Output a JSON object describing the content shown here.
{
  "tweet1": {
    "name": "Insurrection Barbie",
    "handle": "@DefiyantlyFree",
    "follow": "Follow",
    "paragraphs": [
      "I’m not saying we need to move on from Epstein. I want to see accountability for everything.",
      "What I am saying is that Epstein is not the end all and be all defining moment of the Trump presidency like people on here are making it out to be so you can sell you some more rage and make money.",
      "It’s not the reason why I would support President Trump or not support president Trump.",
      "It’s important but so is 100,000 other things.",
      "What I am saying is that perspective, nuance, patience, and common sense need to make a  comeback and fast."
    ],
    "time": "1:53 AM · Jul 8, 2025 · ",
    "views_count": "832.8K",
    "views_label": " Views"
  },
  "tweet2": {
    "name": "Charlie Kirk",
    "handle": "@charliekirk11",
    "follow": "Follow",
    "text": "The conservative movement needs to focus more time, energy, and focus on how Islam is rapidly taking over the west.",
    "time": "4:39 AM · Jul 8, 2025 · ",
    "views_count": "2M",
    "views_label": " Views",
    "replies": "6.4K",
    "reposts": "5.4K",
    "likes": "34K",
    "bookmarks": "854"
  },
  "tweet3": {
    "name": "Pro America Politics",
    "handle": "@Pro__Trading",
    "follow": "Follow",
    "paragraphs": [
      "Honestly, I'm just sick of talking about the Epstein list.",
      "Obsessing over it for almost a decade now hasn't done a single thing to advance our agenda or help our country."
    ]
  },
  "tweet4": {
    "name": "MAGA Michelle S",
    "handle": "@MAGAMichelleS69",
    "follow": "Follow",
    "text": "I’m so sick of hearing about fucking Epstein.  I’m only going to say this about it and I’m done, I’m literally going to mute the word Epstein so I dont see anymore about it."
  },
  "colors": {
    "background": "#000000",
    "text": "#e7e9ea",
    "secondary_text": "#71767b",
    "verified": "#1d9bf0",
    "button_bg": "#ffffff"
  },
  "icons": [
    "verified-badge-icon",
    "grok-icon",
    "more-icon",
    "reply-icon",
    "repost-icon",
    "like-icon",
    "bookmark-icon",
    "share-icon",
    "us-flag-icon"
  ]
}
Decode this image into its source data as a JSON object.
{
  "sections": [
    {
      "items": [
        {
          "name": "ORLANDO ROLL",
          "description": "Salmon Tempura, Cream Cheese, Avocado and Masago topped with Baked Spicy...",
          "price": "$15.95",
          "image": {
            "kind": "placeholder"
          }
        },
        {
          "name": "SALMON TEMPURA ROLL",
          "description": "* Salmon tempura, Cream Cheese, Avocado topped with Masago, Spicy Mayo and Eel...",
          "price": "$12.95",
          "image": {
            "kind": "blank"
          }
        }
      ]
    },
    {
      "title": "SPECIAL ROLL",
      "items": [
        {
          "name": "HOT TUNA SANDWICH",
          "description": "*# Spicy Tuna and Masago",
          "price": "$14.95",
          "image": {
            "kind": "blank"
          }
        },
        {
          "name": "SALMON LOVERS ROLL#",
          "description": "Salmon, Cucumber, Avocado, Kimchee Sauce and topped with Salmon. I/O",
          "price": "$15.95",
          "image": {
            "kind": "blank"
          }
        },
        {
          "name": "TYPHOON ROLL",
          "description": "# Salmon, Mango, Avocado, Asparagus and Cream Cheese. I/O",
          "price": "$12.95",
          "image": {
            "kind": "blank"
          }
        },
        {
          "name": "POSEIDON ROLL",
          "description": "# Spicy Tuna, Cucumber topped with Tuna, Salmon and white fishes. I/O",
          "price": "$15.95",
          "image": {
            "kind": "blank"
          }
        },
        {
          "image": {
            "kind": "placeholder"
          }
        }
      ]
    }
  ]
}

> [Stated exercise]
Extract all lines from the material above that include the word "Epstein".

> [Solution for this problem]
      "I’m not saying we need to move on from Epstein. I want to see accountability for everything.",
      "What I am saying is that Epstein is not the end all and be all defining moment of the Trump presidency like people on here are making it out to be so you can sell you some more rage and make money.",
      "Honestly, I'm just sick of talking about the Epstein list.",
    "text": "I’m so sick of hearing about fucking Epstein.  I’m only going to say this about it and I’m done, I’m literally going to mute the word Epstein so I dont see anymore about it."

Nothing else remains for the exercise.